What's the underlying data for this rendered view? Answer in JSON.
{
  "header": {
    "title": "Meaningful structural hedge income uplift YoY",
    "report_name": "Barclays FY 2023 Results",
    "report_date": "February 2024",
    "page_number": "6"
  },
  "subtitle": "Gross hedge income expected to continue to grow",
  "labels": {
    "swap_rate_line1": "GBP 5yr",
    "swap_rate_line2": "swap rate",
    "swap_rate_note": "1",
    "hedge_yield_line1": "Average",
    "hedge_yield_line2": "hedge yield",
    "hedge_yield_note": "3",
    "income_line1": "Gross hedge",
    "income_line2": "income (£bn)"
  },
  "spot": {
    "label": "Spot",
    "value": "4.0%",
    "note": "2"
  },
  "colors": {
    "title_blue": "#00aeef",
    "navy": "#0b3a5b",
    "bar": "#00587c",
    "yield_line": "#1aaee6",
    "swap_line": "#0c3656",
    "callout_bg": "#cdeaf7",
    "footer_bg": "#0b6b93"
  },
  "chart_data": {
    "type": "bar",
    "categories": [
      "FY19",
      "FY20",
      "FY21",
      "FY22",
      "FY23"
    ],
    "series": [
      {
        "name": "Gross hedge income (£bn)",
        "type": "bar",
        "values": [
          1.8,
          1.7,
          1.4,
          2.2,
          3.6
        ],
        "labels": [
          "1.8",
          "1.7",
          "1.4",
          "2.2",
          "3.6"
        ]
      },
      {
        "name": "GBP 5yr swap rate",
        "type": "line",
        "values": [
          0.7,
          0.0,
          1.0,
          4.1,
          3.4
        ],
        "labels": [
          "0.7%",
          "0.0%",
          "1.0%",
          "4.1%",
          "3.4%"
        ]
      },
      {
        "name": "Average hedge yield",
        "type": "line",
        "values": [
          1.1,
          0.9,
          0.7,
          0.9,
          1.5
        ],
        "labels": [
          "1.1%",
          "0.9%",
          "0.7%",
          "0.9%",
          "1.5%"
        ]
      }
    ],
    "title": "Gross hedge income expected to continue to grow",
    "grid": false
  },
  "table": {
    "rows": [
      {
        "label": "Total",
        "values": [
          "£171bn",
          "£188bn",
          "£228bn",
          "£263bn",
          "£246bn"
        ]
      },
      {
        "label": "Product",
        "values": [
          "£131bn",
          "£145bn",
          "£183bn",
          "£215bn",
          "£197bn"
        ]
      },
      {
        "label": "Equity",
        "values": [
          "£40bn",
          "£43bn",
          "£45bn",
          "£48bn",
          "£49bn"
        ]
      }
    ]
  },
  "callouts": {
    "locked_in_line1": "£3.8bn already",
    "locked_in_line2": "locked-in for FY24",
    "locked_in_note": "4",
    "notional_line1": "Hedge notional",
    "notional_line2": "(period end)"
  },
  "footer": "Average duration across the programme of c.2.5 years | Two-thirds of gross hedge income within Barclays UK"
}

--*--

— TASK —
Only a number is wanted: how many lines of the data above contain "type"?

— RESPONSE TO THE TASK —
4